**WHAT TO DO:**
Report back each line of the data that contains the word "workers".

Document page data:
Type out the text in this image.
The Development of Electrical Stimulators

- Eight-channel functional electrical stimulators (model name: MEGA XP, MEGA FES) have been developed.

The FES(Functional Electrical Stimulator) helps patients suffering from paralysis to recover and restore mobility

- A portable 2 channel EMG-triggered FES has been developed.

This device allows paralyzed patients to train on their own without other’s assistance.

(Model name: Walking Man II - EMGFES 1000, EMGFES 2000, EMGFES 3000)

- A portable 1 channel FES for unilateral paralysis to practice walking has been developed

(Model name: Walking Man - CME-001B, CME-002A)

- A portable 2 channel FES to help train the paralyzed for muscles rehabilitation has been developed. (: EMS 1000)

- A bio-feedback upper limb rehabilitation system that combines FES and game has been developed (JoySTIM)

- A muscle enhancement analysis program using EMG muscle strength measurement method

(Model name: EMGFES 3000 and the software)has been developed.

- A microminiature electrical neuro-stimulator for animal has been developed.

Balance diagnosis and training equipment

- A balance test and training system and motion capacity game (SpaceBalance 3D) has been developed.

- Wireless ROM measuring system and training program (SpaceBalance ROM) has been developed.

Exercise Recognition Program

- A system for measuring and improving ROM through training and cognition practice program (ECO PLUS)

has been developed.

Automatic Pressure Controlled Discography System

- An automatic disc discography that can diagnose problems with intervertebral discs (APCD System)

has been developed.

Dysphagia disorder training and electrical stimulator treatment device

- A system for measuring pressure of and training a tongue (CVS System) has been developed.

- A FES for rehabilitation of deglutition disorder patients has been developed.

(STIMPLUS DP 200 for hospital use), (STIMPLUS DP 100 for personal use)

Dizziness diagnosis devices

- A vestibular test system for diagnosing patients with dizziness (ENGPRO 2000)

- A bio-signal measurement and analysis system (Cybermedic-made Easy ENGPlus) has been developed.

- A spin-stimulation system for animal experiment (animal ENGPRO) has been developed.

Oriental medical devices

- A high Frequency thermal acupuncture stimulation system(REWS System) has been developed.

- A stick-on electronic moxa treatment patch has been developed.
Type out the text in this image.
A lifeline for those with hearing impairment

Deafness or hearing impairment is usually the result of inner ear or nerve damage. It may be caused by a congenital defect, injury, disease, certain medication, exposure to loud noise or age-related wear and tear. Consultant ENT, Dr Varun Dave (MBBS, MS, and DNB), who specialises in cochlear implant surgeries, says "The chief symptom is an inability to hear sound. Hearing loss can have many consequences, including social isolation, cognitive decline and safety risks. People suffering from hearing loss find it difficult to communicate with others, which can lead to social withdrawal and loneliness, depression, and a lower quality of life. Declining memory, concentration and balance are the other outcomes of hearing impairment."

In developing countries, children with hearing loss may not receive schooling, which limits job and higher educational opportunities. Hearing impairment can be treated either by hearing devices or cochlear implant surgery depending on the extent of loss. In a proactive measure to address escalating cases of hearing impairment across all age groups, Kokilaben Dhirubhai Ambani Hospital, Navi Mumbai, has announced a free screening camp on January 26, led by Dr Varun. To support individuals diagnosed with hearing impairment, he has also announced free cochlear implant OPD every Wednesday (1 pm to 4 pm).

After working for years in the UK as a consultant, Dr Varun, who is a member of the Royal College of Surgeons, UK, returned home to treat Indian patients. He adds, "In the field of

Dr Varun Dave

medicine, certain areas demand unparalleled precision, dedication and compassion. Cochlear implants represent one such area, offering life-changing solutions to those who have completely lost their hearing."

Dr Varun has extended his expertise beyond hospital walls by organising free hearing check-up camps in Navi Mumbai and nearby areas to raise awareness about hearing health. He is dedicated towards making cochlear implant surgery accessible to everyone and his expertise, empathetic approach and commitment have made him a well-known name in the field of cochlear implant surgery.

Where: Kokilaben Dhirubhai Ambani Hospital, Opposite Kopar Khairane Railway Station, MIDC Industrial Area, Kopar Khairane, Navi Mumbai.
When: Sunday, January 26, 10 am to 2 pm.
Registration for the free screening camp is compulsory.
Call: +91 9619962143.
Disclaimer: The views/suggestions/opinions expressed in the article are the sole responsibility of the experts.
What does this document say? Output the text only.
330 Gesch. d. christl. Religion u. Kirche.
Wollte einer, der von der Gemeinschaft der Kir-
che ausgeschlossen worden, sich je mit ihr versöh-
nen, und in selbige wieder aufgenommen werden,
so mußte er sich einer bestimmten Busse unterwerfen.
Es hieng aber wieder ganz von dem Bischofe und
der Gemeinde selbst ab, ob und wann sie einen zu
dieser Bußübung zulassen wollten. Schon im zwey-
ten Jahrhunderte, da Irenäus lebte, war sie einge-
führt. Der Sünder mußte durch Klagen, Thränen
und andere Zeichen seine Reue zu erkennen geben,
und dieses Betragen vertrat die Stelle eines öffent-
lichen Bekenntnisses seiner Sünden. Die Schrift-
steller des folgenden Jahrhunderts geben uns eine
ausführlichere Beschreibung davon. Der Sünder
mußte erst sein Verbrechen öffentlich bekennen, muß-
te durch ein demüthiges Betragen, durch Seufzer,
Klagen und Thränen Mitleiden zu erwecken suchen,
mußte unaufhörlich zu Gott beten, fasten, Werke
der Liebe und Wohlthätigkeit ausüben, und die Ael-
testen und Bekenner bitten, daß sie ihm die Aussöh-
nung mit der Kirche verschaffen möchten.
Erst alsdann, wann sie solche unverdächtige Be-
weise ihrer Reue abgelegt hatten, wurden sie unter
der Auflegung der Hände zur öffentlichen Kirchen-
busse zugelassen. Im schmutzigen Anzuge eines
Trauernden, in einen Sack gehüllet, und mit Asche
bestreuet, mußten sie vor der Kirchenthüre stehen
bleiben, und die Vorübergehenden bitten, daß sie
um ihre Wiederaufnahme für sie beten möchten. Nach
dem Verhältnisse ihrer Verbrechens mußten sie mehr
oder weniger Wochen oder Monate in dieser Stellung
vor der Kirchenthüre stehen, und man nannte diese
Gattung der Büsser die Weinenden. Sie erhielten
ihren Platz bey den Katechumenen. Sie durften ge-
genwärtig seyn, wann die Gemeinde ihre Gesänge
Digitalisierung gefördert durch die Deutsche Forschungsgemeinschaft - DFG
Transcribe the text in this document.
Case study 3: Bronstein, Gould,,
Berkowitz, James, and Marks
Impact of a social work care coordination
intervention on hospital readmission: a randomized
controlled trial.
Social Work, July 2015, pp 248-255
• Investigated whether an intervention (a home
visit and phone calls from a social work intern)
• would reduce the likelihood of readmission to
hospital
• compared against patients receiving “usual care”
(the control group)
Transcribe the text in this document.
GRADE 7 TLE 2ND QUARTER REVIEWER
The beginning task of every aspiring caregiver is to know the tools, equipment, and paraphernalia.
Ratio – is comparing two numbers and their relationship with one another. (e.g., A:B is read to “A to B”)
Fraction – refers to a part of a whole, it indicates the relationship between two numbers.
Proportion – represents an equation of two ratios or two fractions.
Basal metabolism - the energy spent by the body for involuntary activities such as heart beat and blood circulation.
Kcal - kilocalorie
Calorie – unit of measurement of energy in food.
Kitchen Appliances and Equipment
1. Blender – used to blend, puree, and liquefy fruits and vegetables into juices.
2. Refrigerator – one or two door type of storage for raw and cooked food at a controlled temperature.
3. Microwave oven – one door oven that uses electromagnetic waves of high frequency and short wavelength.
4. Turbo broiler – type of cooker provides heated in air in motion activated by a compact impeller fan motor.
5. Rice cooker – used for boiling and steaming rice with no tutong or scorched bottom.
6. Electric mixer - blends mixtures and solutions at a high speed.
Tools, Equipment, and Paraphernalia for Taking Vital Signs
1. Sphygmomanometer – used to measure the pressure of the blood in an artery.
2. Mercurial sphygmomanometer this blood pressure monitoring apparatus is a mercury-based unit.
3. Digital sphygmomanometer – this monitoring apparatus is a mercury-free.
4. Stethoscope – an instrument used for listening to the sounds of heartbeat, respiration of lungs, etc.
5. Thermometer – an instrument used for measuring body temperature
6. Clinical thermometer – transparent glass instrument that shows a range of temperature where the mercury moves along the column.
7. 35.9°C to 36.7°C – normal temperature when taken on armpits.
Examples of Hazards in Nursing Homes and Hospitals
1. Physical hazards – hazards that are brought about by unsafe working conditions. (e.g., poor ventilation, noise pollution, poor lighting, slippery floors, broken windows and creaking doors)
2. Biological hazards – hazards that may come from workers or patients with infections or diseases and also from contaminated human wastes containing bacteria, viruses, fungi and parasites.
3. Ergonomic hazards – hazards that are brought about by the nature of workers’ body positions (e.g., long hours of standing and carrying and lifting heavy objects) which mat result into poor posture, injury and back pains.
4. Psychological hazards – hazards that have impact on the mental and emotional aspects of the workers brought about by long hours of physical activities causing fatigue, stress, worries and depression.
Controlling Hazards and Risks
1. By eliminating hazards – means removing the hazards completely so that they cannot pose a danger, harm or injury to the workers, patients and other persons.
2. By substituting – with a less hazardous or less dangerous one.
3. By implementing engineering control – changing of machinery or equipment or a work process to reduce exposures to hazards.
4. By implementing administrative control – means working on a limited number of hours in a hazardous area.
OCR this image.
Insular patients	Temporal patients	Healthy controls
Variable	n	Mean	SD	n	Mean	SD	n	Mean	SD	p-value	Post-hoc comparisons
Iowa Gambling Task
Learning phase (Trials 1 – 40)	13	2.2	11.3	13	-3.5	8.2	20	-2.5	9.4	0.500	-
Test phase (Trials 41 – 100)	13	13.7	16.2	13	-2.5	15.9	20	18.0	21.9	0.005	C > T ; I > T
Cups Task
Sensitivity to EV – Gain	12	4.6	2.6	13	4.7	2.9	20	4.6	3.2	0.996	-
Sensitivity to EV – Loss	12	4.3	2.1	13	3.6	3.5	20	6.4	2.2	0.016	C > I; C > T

**WRITTEN ANSWER:**
2. Biological hazards – hazards that may come from workers or patients with infections or diseases and also from contaminated human wastes containing bacteria, viruses, fungi and parasites.
3. Ergonomic hazards – hazards that are brought about by the nature of workers’ body positions (e.g., long hours of standing and carrying and lifting heavy objects) which mat result into poor posture, injury and back pains.
4. Psychological hazards – hazards that have impact on the mental and emotional aspects of the workers brought about by long hours of physical activities causing fatigue, stress, worries and depression.
1. By eliminating hazards – means removing the hazards completely so that they cannot pose a danger, harm or injury to the workers, patients and other persons.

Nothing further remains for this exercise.